# Extracted records start
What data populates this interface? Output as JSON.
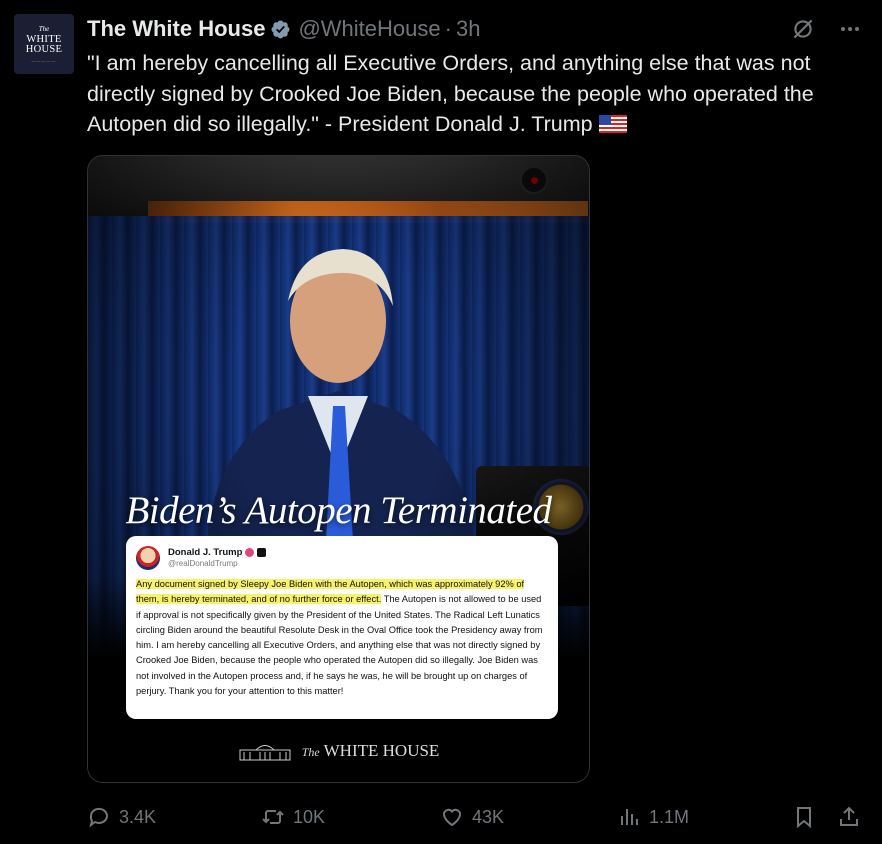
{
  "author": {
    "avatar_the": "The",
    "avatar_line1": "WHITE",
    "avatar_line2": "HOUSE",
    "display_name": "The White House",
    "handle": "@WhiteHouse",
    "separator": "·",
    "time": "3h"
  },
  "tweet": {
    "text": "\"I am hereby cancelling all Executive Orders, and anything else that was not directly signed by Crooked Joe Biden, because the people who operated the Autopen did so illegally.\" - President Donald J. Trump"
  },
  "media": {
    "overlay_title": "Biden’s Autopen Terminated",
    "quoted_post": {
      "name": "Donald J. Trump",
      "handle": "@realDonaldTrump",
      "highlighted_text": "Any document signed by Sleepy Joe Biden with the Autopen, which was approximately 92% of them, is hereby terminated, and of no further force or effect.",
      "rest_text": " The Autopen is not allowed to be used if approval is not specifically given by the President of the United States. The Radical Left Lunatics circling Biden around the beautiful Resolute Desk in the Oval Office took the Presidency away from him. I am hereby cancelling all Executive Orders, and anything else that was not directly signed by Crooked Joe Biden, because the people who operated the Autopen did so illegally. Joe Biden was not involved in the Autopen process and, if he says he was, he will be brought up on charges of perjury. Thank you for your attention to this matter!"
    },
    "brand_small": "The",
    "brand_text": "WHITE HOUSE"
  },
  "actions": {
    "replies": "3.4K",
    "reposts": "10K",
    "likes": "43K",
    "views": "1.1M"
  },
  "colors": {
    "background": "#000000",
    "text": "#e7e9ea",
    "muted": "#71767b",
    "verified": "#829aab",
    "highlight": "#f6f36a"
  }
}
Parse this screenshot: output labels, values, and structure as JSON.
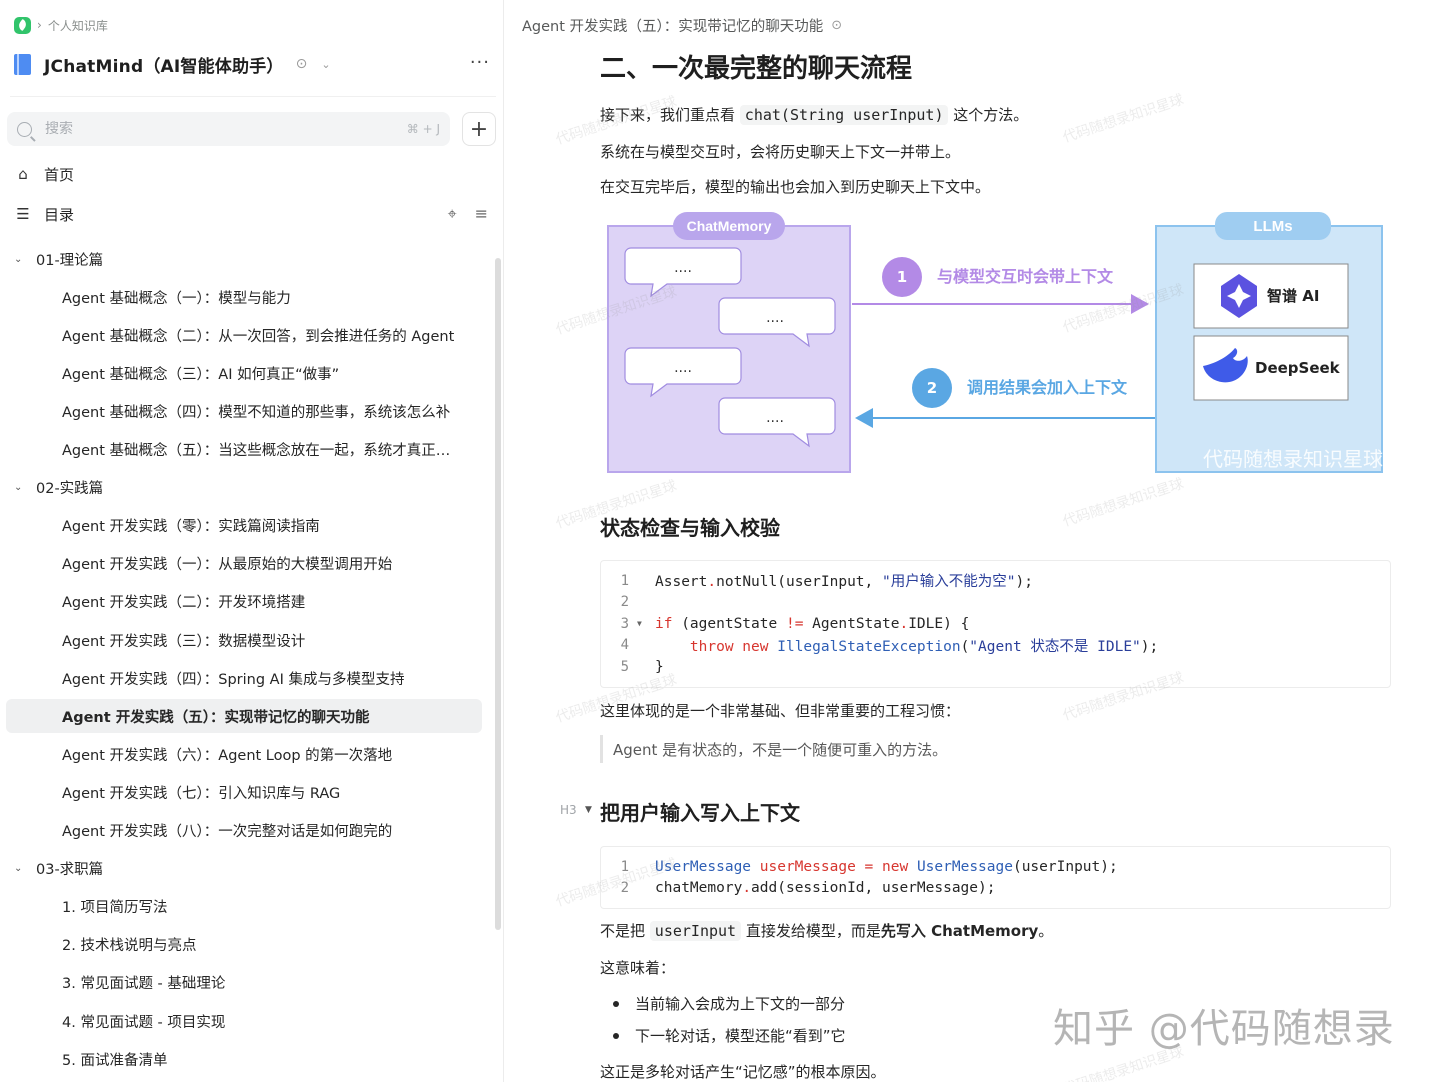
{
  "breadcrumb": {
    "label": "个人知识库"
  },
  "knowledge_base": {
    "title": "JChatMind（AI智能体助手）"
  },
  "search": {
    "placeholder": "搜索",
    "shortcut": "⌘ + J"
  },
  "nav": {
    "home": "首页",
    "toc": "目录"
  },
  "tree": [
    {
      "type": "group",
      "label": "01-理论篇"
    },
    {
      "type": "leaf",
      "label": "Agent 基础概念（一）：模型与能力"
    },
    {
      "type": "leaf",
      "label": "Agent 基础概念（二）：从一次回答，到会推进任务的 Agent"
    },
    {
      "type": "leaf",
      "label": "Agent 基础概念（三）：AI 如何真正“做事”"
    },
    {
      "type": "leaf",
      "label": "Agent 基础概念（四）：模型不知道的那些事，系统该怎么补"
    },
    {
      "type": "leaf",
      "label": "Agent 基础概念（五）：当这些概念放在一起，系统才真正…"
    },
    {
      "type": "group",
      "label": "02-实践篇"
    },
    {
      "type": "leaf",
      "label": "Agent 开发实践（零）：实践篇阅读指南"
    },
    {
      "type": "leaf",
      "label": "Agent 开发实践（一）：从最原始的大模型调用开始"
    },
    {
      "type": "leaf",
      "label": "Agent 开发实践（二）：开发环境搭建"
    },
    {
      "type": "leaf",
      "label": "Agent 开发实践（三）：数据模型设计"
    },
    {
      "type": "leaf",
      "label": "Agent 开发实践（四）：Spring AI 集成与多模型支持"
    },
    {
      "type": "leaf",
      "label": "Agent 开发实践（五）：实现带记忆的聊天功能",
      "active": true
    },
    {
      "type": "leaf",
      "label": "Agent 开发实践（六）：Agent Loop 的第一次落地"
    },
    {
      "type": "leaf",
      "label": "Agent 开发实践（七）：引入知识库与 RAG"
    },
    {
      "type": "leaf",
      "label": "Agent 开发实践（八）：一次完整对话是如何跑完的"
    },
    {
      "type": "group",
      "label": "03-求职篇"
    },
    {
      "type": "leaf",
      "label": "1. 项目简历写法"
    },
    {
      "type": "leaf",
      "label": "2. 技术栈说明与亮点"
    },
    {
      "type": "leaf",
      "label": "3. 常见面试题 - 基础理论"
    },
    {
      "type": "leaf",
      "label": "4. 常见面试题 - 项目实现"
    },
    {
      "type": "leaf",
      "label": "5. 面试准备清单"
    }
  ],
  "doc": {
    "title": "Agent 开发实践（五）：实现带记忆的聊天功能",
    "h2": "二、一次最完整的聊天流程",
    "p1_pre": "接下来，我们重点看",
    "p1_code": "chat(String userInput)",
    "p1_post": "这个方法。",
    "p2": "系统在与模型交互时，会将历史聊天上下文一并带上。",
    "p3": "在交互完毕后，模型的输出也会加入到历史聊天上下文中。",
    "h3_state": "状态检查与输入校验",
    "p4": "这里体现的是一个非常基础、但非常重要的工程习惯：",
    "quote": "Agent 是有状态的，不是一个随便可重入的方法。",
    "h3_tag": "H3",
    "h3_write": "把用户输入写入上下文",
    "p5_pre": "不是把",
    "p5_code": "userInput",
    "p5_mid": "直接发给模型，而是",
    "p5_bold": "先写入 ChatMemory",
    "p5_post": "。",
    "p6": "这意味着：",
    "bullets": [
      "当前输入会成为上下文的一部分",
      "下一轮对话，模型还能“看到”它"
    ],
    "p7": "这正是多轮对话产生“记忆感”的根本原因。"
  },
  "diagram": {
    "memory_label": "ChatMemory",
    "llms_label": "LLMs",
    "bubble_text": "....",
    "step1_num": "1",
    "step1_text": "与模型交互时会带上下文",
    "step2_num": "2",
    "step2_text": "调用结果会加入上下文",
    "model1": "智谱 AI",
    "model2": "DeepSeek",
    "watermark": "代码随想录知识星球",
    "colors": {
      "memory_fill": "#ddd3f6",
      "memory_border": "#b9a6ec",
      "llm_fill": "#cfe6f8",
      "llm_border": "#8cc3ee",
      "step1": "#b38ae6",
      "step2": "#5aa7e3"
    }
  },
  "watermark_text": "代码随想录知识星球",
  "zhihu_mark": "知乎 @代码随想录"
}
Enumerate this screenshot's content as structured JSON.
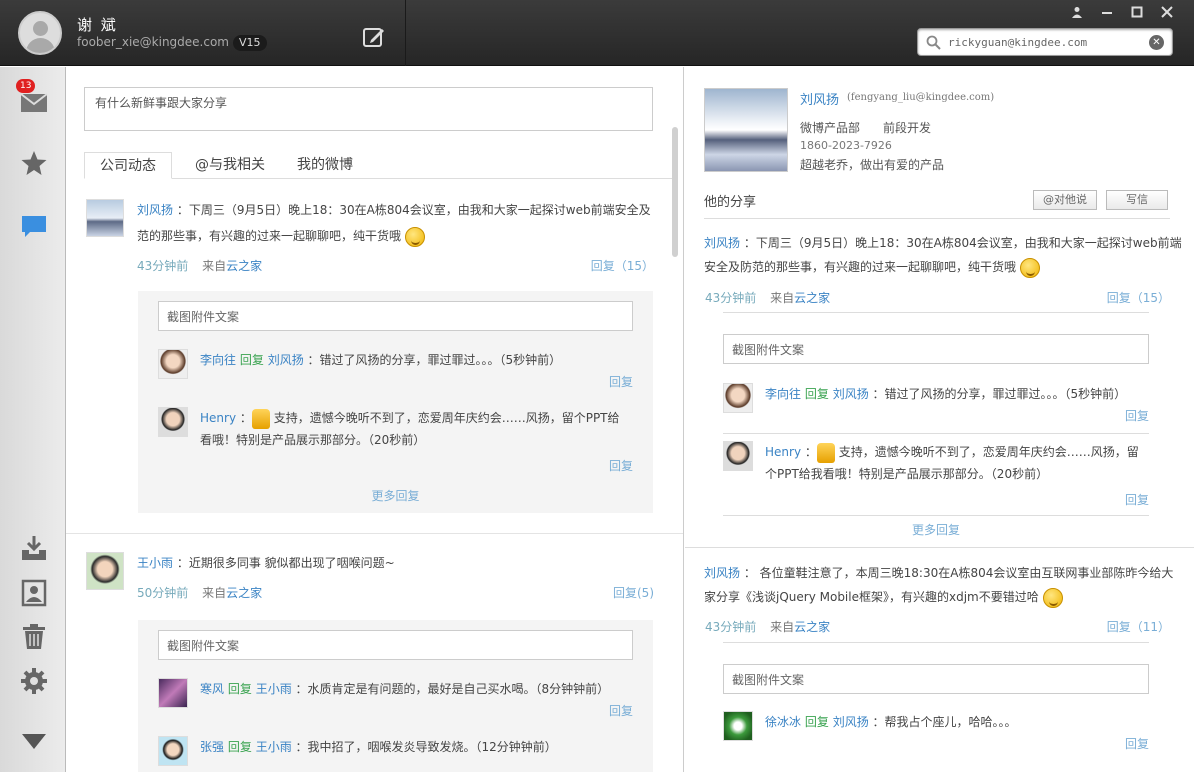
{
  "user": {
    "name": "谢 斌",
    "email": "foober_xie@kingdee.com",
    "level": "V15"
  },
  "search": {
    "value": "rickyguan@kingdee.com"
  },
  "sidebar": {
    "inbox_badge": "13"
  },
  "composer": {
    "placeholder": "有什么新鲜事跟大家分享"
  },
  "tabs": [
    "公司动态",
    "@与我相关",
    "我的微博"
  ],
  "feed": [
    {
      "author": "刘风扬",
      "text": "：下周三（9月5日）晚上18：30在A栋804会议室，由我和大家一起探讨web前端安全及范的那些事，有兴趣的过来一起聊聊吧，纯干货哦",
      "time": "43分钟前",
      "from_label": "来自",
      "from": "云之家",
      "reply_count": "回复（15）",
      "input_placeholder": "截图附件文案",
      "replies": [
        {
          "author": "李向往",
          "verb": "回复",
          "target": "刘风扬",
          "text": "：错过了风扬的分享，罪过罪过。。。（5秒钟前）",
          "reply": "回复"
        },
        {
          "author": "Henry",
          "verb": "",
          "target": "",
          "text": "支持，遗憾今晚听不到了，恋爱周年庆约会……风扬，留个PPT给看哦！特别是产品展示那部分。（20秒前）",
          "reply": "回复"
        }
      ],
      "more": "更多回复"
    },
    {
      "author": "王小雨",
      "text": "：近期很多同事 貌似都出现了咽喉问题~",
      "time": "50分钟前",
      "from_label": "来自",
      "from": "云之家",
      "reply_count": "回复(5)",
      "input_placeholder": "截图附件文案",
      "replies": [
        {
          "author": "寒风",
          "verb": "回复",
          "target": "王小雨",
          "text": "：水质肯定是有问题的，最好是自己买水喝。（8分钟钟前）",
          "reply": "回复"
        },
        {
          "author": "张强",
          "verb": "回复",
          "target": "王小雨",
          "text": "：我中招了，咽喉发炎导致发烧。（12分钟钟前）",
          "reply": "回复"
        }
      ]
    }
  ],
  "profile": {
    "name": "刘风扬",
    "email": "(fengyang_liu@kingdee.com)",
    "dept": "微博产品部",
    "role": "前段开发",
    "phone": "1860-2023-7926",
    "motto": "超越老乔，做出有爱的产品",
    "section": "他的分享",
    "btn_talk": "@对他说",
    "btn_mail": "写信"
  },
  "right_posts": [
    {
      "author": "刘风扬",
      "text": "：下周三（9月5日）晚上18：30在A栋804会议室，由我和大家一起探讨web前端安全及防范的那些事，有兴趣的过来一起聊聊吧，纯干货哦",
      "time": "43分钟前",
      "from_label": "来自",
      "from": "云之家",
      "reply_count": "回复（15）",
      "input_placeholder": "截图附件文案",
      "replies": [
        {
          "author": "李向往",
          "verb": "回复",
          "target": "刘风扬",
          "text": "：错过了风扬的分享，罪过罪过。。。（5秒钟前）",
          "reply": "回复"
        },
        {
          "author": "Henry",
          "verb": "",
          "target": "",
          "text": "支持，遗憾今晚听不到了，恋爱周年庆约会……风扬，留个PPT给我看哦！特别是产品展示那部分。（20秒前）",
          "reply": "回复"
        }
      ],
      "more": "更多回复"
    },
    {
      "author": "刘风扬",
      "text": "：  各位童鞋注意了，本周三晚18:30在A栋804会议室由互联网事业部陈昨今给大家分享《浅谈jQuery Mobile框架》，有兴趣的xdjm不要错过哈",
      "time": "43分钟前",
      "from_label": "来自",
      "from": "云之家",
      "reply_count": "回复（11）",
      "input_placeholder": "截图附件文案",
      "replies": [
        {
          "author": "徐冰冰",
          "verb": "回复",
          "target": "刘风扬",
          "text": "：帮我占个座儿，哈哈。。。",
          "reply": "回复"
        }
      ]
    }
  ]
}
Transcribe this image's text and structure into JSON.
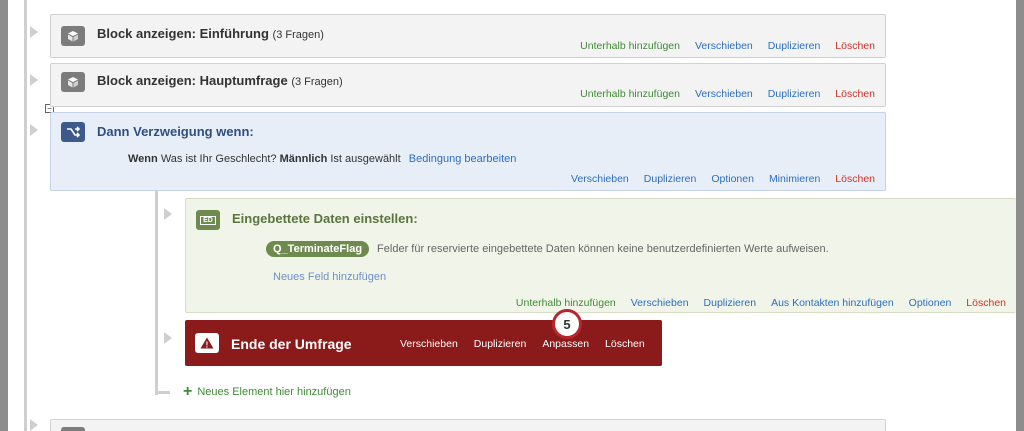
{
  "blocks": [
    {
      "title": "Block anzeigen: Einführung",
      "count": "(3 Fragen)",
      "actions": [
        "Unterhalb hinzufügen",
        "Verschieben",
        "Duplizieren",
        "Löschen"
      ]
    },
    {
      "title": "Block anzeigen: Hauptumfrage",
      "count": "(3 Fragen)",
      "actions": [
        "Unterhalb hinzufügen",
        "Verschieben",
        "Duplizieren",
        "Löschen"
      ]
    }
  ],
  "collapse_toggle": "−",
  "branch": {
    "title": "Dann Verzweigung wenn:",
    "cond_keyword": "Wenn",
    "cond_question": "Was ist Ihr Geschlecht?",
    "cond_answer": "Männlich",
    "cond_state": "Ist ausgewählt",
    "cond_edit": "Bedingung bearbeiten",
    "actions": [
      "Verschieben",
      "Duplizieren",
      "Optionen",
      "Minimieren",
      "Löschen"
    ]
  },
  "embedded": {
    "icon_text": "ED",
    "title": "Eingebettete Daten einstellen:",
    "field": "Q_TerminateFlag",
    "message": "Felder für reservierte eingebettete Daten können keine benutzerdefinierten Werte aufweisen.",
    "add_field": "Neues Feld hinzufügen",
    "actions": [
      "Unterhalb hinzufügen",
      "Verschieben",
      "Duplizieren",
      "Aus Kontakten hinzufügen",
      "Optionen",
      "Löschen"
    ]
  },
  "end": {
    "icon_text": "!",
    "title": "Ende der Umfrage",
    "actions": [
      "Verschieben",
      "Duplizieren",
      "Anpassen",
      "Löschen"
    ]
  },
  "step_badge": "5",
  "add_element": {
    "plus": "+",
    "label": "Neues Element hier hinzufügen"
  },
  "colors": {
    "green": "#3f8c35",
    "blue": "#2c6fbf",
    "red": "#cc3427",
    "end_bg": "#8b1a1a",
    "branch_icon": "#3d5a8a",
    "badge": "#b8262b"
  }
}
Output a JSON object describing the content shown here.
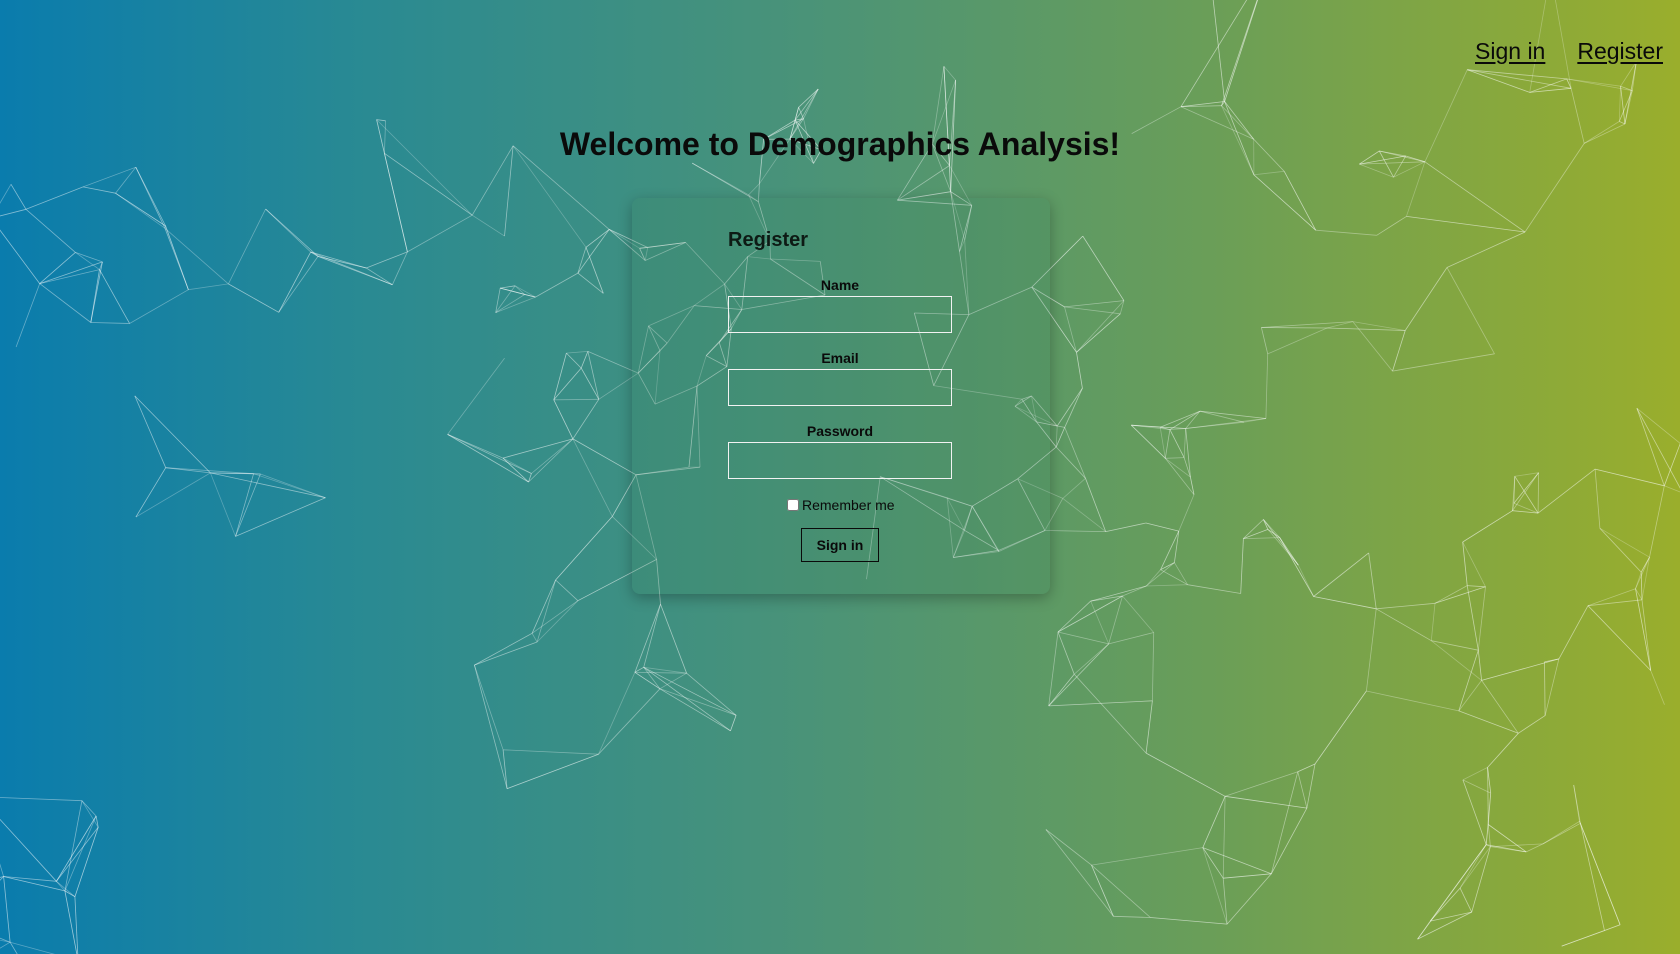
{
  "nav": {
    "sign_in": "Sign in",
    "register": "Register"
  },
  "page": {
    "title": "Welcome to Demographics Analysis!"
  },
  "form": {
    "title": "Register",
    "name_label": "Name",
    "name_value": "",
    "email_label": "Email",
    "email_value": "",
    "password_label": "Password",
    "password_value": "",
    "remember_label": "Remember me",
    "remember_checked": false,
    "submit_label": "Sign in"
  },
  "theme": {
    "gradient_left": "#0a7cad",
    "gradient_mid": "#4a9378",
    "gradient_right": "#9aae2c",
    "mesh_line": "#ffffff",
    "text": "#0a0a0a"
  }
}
# Extracted records end
**Problem description:**
Return every line above in which the string "content" occurs.

**Task result:**
Enumerate this screenshot's content as structured JSON.
Output a JSON object describing the content shown here.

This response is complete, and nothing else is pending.